The task => Give only the number of lines in the data that contain the word "this".

(Extracted records)
■ ■ ■ ■ ■
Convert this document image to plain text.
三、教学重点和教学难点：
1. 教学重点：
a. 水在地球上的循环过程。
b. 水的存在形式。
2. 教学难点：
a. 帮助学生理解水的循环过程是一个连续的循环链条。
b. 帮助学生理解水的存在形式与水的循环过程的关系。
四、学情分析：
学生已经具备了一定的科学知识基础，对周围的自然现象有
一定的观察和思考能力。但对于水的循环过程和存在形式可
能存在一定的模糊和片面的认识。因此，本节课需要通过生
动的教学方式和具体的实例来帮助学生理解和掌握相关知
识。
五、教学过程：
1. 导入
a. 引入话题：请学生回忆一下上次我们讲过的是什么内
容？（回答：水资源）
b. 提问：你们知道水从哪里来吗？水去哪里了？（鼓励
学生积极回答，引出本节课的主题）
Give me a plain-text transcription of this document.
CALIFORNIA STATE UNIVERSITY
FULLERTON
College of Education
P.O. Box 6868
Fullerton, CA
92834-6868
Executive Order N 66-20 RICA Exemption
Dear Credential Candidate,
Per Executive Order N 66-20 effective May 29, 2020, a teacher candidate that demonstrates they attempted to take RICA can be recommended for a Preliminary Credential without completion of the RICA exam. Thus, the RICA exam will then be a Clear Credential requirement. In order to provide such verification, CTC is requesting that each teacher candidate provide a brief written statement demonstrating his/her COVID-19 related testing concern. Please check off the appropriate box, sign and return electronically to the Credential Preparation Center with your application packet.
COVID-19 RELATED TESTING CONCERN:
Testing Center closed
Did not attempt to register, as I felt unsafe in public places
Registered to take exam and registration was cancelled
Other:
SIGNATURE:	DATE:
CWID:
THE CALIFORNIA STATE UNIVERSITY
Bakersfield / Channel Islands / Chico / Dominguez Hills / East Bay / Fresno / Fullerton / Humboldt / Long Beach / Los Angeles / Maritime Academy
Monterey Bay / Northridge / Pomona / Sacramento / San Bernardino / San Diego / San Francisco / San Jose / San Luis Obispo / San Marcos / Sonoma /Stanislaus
■ ■ ■ ■ ■
Exercise solution => 2